Below is a set of records; restate each one word for word.

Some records
····················
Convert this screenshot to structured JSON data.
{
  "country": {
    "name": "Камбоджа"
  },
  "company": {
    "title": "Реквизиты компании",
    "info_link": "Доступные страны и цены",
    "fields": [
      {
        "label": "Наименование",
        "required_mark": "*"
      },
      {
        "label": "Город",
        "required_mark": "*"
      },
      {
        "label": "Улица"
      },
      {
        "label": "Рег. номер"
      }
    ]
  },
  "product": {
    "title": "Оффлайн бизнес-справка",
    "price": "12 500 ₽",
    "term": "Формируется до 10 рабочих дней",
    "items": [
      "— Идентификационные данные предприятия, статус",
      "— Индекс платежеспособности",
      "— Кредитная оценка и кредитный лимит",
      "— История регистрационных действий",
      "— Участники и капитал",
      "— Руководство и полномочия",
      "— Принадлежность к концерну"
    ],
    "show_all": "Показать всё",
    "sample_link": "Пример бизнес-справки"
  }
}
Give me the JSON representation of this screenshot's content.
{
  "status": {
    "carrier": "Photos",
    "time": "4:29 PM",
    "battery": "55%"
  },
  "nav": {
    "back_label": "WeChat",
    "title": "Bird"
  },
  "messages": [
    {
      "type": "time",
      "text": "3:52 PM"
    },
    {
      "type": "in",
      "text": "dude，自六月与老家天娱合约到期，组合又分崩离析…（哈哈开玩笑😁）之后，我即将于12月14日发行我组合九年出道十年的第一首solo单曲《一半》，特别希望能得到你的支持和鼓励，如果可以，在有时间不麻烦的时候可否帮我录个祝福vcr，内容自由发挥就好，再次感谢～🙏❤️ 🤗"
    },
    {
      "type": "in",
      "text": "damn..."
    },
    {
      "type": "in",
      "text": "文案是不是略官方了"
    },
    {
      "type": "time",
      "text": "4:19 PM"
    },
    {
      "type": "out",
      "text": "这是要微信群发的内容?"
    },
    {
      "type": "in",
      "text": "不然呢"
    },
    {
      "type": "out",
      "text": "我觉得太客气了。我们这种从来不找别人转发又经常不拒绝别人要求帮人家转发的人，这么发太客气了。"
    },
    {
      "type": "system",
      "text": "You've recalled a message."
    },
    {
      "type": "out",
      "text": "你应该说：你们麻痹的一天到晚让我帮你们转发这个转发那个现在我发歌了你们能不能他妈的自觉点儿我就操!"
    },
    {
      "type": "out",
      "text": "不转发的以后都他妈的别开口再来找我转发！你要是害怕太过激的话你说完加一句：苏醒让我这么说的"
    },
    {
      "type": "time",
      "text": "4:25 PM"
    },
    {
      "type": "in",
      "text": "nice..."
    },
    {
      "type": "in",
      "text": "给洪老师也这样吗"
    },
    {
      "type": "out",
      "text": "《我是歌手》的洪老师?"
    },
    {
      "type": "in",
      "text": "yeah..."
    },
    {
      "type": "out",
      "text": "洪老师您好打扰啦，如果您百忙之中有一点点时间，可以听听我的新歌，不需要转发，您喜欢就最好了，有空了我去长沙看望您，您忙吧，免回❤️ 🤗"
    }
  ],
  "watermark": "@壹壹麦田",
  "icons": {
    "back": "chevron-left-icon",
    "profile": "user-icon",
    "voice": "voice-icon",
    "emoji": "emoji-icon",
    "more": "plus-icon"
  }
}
····················
Correct output:
Convert this screenshot to structured JSON data.
{
  "country": {
    "name": "Камбоджа"
  },
  "company": {
    "title": "Реквизиты компании",
    "info_link": "Доступные страны и цены",
    "fields": [
      {
        "label": "Наименование",
        "required_mark": "*"
      },
      {
        "label": "Город",
        "required_mark": "*"
      },
      {
        "label": "Улица"
      },
      {
        "label": "Рег. номер"
      }
    ]
  },
  "product": {
    "title": "Оффлайн бизнес-справка",
    "price": "12 500 ₽",
    "term": "Формируется до 10 рабочих дней",
    "items": [
      "— Идентификационные данные предприятия, статус",
      "— Индекс платежеспособности",
      "— Кредитная оценка и кредитный лимит",
      "— История регистрационных действий",
      "— Участники и капитал",
      "— Руководство и полномочия",
      "— Принадлежность к концерну"
    ],
    "show_all": "Показать всё",
    "sample_link": "Пример бизнес-справки"
  }
}
Give me the JSON representation of this screenshot's content.
{
  "status": {
    "carrier": "Photos",
    "time": "4:29 PM",
    "battery": "55%"
  },
  "nav": {
    "back_label": "WeChat",
    "title": "Bird"
  },
  "messages": [
    {
      "type": "time",
      "text": "3:52 PM"
    },
    {
      "type": "in",
      "text": "dude，自六月与老家天娱合约到期，组合又分崩离析…（哈哈开玩笑😁）之后，我即将于12月14日发行我组合九年出道十年的第一首solo单曲《一半》，特别希望能得到你的支持和鼓励，如果可以，在有时间不麻烦的时候可否帮我录个祝福vcr，内容自由发挥就好，再次感谢～🙏❤️ 🤗"
    },
    {
      "type": "in",
      "text": "damn..."
    },
    {
      "type": "in",
      "text": "文案是不是略官方了"
    },
    {
      "type": "time",
      "text": "4:19 PM"
    },
    {
      "type": "out",
      "text": "这是要微信群发的内容?"
    },
    {
      "type": "in",
      "text": "不然呢"
    },
    {
      "type": "out",
      "text": "我觉得太客气了。我们这种从来不找别人转发又经常不拒绝别人要求帮人家转发的人，这么发太客气了。"
    },
    {
      "type": "system",
      "text": "You've recalled a message."
    },
    {
      "type": "out",
      "text": "你应该说：你们麻痹的一天到晚让我帮你们转发这个转发那个现在我发歌了你们能不能他妈的自觉点儿我就操!"
    },
    {
      "type": "out",
      "text": "不转发的以后都他妈的别开口再来找我转发！你要是害怕太过激的话你说完加一句：苏醒让我这么说的"
    },
    {
      "type": "time",
      "text": "4:25 PM"
    },
    {
      "type": "in",
      "text": "nice..."
    },
    {
      "type": "in",
      "text": "给洪老师也这样吗"
    },
    {
      "type": "out",
      "text": "《我是歌手》的洪老师?"
    },
    {
      "type": "in",
      "text": "yeah..."
    },
    {
      "type": "out",
      "text": "洪老师您好打扰啦，如果您百忙之中有一点点时间，可以听听我的新歌，不需要转发，您喜欢就最好了，有空了我去长沙看望您，您忙吧，免回❤️ 🤗"
    }
  ],
  "watermark": "@壹壹麦田",
  "icons": {
    "back": "chevron-left-icon",
    "profile": "user-icon",
    "voice": "voice-icon",
    "emoji": "emoji-icon",
    "more": "plus-icon"
  }
}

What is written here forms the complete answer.